▽

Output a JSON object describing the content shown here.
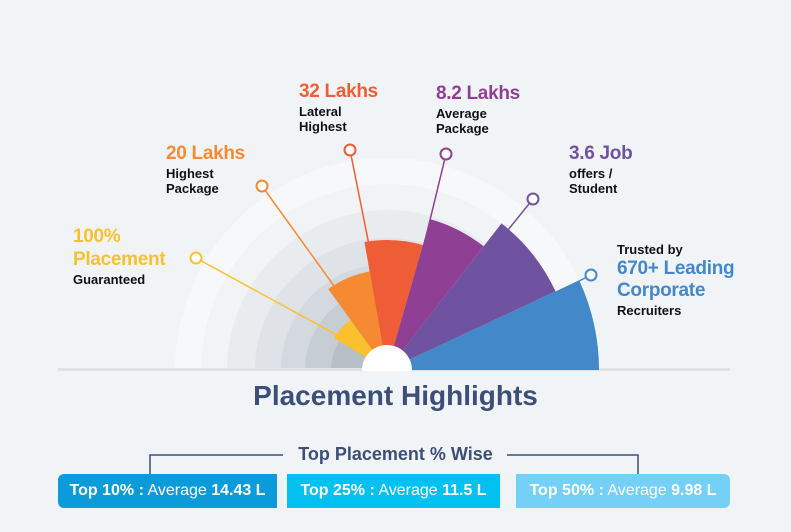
{
  "title": "Placement Highlights",
  "subtitle": "Top Placement % Wise",
  "highlights": [
    {
      "value": "100%",
      "value2": "Placement",
      "label": "Guaranteed",
      "color": "#fbc02d"
    },
    {
      "value": "20 Lakhs",
      "label1": "Highest",
      "label2": "Package",
      "color": "#f58a33"
    },
    {
      "value": "32 Lakhs",
      "label1": "Lateral",
      "label2": "Highest",
      "color": "#ef5d36"
    },
    {
      "value": "8.2 Lakhs",
      "label1": "Average",
      "label2": "Package",
      "color": "#8f3f94"
    },
    {
      "value": "3.6 Job",
      "label1": "offers /",
      "label2": "Student",
      "color": "#7053a0"
    },
    {
      "pre": "Trusted by",
      "value": "670+ Leading",
      "value2": "Corporate",
      "label": "Recruiters",
      "color": "#4388c8"
    }
  ],
  "tiers": [
    {
      "bold": "Top 10% :",
      "text": " Average ",
      "value": "14.43 L",
      "color": "#0b9bd9"
    },
    {
      "bold": "Top 25% :",
      "text": " Average ",
      "value": "11.5 L",
      "color": "#02c0f0"
    },
    {
      "bold": "Top 50% :",
      "text": " Average ",
      "value": "9.98 L",
      "color": "#74d0f6"
    }
  ]
}
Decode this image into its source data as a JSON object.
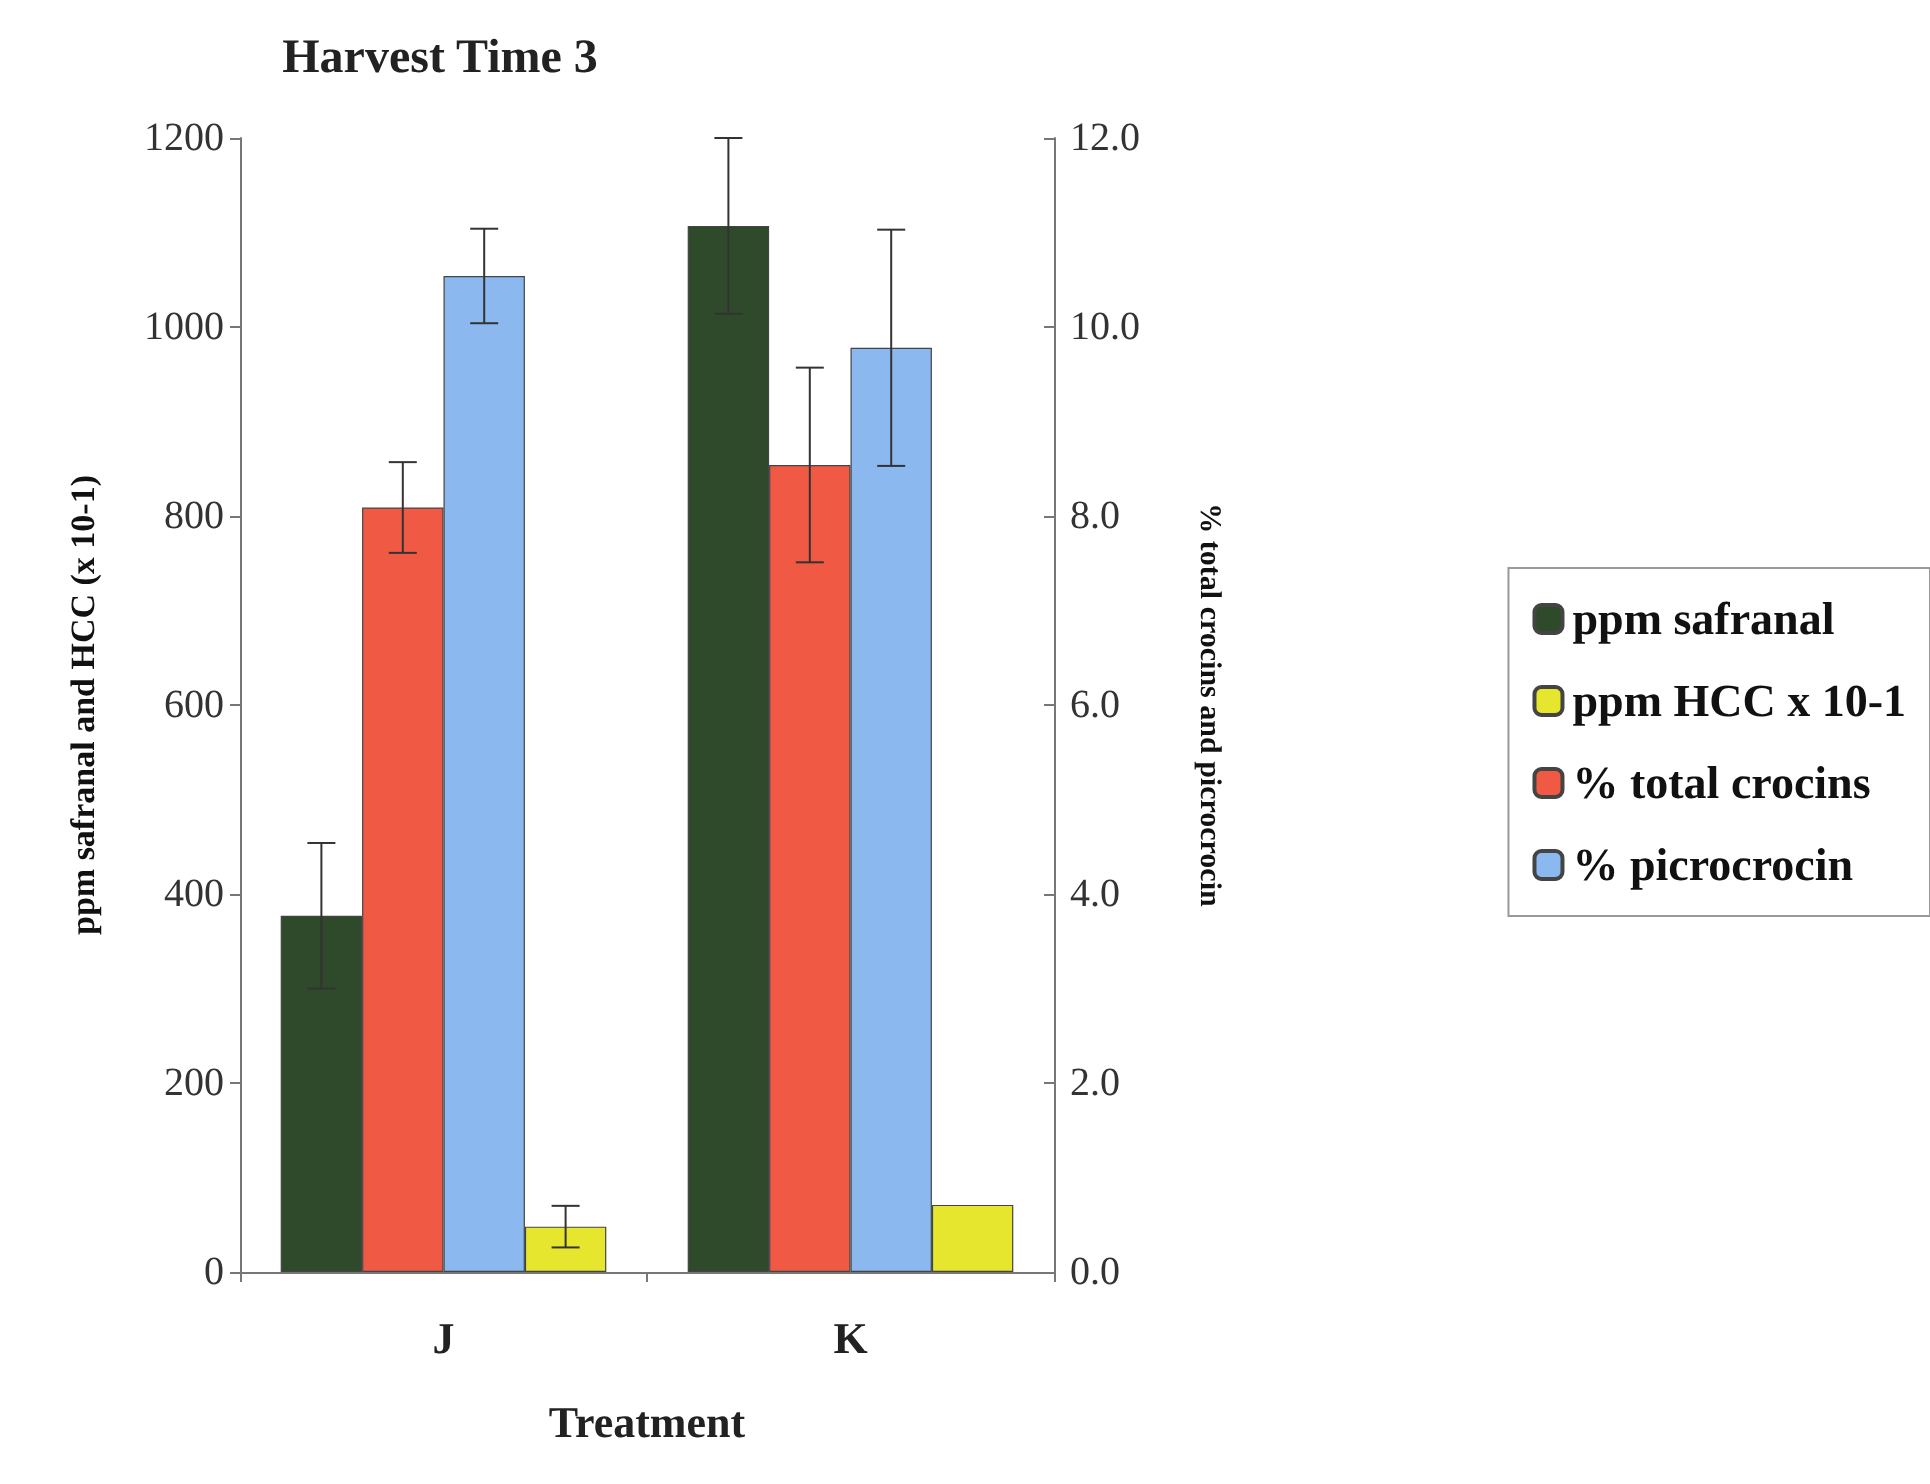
{
  "chart_data": {
    "type": "bar",
    "title": "Harvest Time 3",
    "xlabel": "Treatment",
    "ylabel": "ppm safranal and HCC (x 10-1)",
    "y2label": "% total crocins and picrocrocin",
    "categories": [
      "J",
      "K"
    ],
    "series": [
      {
        "name": "ppm safranal",
        "color": "#2f4a2a",
        "values": [
          377,
          1107
        ],
        "errors": [
          77,
          93
        ]
      },
      {
        "name": "% total crocins",
        "color": "#f05a45",
        "axis": "y2",
        "values": [
          8.09,
          8.54
        ],
        "errors": [
          0.48,
          1.03
        ]
      },
      {
        "name": "% picrocrocin",
        "color": "#8ab8ef",
        "axis": "y2",
        "values": [
          10.54,
          9.78
        ],
        "errors": [
          0.5,
          1.25
        ]
      },
      {
        "name": "ppm HCC x 10-1",
        "color": "#e6e62e",
        "values": [
          48,
          71
        ],
        "errors": [
          22,
          null
        ]
      }
    ],
    "ylim": [
      0,
      1200
    ],
    "yticks": [
      0,
      200,
      400,
      600,
      800,
      1000,
      1200
    ],
    "y2lim": [
      0,
      12
    ],
    "y2ticks": [
      {
        "value": 0,
        "label": "0.0"
      },
      {
        "value": 2,
        "label": "2.0"
      },
      {
        "value": 4,
        "label": "4.0"
      },
      {
        "value": 6,
        "label": "6.0"
      },
      {
        "value": 8,
        "label": "8.0"
      },
      {
        "value": 10,
        "label": "10.0"
      },
      {
        "value": 12,
        "label": "12.0"
      }
    ],
    "grid": false,
    "legend": "right"
  }
}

△

• [Instructions to follow] All lines that include "Lakhs" are to be gathered and copied.

• [Answer to the problem]
      "value": "20 Lakhs",
      "value": "32 Lakhs",
      "value": "8.2 Lakhs",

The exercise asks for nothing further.